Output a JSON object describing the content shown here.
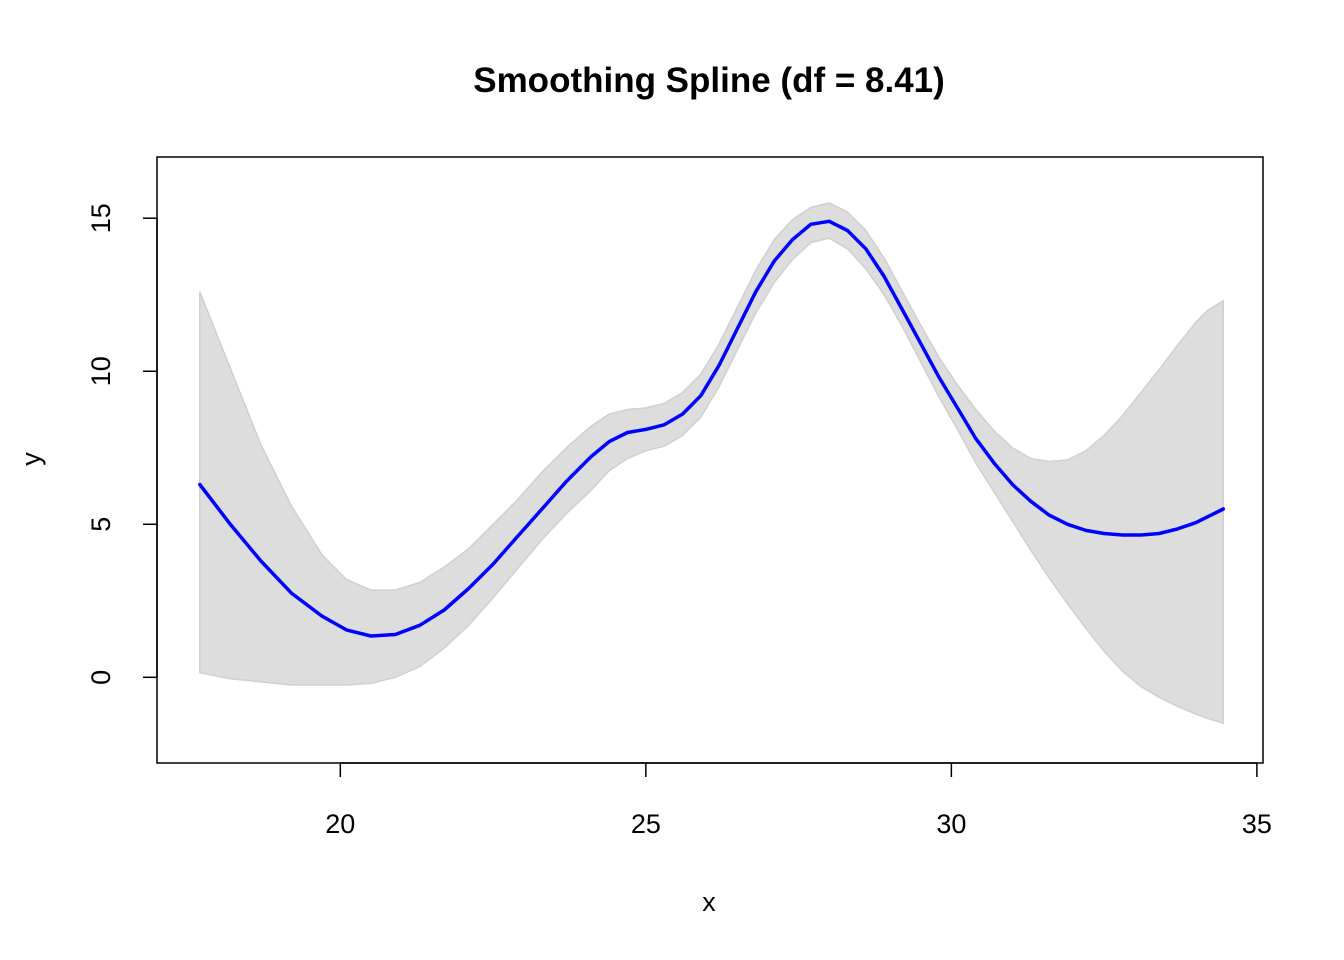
{
  "chart_data": {
    "type": "line",
    "title": "Smoothing Spline (df = 8.41)",
    "xlabel": "x",
    "ylabel": "y",
    "xlim": [
      17,
      35.1
    ],
    "ylim": [
      -2.8,
      17
    ],
    "x_ticks": [
      20,
      25,
      30,
      35
    ],
    "x_tick_labels": [
      "20",
      "25",
      "30",
      "35"
    ],
    "y_ticks": [
      0,
      5,
      10,
      15
    ],
    "y_tick_labels": [
      "0",
      "5",
      "10",
      "15"
    ],
    "grid": false,
    "colors": {
      "fit": "#0000ff",
      "band": "#dddddd",
      "band_edge": "#d0d0d0",
      "frame": "#000000"
    },
    "series": [
      {
        "role": "fit",
        "x": [
          17.7,
          18.2,
          18.7,
          19.2,
          19.7,
          20.1,
          20.5,
          20.9,
          21.3,
          21.7,
          22.1,
          22.5,
          22.9,
          23.3,
          23.7,
          24.1,
          24.4,
          24.7,
          25.0,
          25.3,
          25.6,
          25.9,
          26.2,
          26.5,
          26.8,
          27.1,
          27.4,
          27.7,
          28.0,
          28.3,
          28.6,
          28.9,
          29.2,
          29.5,
          29.8,
          30.1,
          30.4,
          30.7,
          31.0,
          31.3,
          31.6,
          31.9,
          32.2,
          32.5,
          32.8,
          33.1,
          33.4,
          33.7,
          34.0,
          34.2,
          34.45
        ],
        "y": [
          6.3,
          5.0,
          3.8,
          2.75,
          2.0,
          1.55,
          1.35,
          1.4,
          1.7,
          2.2,
          2.9,
          3.7,
          4.6,
          5.5,
          6.4,
          7.2,
          7.7,
          8.0,
          8.1,
          8.25,
          8.6,
          9.2,
          10.2,
          11.4,
          12.6,
          13.6,
          14.3,
          14.8,
          14.9,
          14.6,
          14.0,
          13.1,
          12.0,
          10.9,
          9.8,
          8.8,
          7.8,
          7.0,
          6.3,
          5.75,
          5.3,
          5.0,
          4.8,
          4.7,
          4.65,
          4.65,
          4.7,
          4.85,
          5.05,
          5.25,
          5.5
        ]
      },
      {
        "role": "confidence-band-upper",
        "x": [
          17.7,
          18.2,
          18.7,
          19.2,
          19.7,
          20.1,
          20.5,
          20.9,
          21.3,
          21.7,
          22.1,
          22.5,
          22.9,
          23.3,
          23.7,
          24.1,
          24.4,
          24.7,
          25.0,
          25.3,
          25.6,
          25.9,
          26.2,
          26.5,
          26.8,
          27.1,
          27.4,
          27.7,
          28.0,
          28.3,
          28.6,
          28.9,
          29.2,
          29.5,
          29.8,
          30.1,
          30.4,
          30.7,
          31.0,
          31.3,
          31.6,
          31.9,
          32.2,
          32.5,
          32.8,
          33.1,
          33.4,
          33.7,
          34.0,
          34.2,
          34.45
        ],
        "y": [
          12.6,
          10.1,
          7.6,
          5.6,
          4.0,
          3.2,
          2.85,
          2.85,
          3.1,
          3.6,
          4.2,
          5.0,
          5.8,
          6.7,
          7.5,
          8.2,
          8.6,
          8.75,
          8.8,
          8.95,
          9.3,
          9.9,
          10.9,
          12.1,
          13.3,
          14.3,
          14.95,
          15.35,
          15.5,
          15.2,
          14.6,
          13.7,
          12.6,
          11.5,
          10.45,
          9.55,
          8.75,
          8.05,
          7.5,
          7.15,
          7.05,
          7.1,
          7.4,
          7.9,
          8.55,
          9.3,
          10.05,
          10.85,
          11.6,
          12.0,
          12.3
        ]
      },
      {
        "role": "confidence-band-lower",
        "x": [
          17.7,
          18.2,
          18.7,
          19.2,
          19.7,
          20.1,
          20.5,
          20.9,
          21.3,
          21.7,
          22.1,
          22.5,
          22.9,
          23.3,
          23.7,
          24.1,
          24.4,
          24.7,
          25.0,
          25.3,
          25.6,
          25.9,
          26.2,
          26.5,
          26.8,
          27.1,
          27.4,
          27.7,
          28.0,
          28.3,
          28.6,
          28.9,
          29.2,
          29.5,
          29.8,
          30.1,
          30.4,
          30.7,
          31.0,
          31.3,
          31.6,
          31.9,
          32.2,
          32.5,
          32.8,
          33.1,
          33.4,
          33.7,
          34.0,
          34.2,
          34.45
        ],
        "y": [
          0.15,
          -0.05,
          -0.15,
          -0.25,
          -0.25,
          -0.25,
          -0.2,
          0.0,
          0.35,
          0.95,
          1.7,
          2.6,
          3.55,
          4.5,
          5.35,
          6.1,
          6.75,
          7.15,
          7.4,
          7.55,
          7.9,
          8.5,
          9.5,
          10.7,
          11.9,
          12.9,
          13.65,
          14.2,
          14.35,
          14.0,
          13.35,
          12.5,
          11.45,
          10.3,
          9.15,
          8.1,
          7.0,
          6.05,
          5.1,
          4.15,
          3.25,
          2.4,
          1.6,
          0.85,
          0.2,
          -0.3,
          -0.65,
          -0.95,
          -1.2,
          -1.35,
          -1.5
        ]
      }
    ]
  }
}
☆ ☆ ☆ ☆
STATED PROBLEM
Using the records given above, list every line that includes the word "role".

EXERCISE RESPONSE
        "role": "fit",
        "role": "confidence-band-upper",
        "role": "confidence-band-lower",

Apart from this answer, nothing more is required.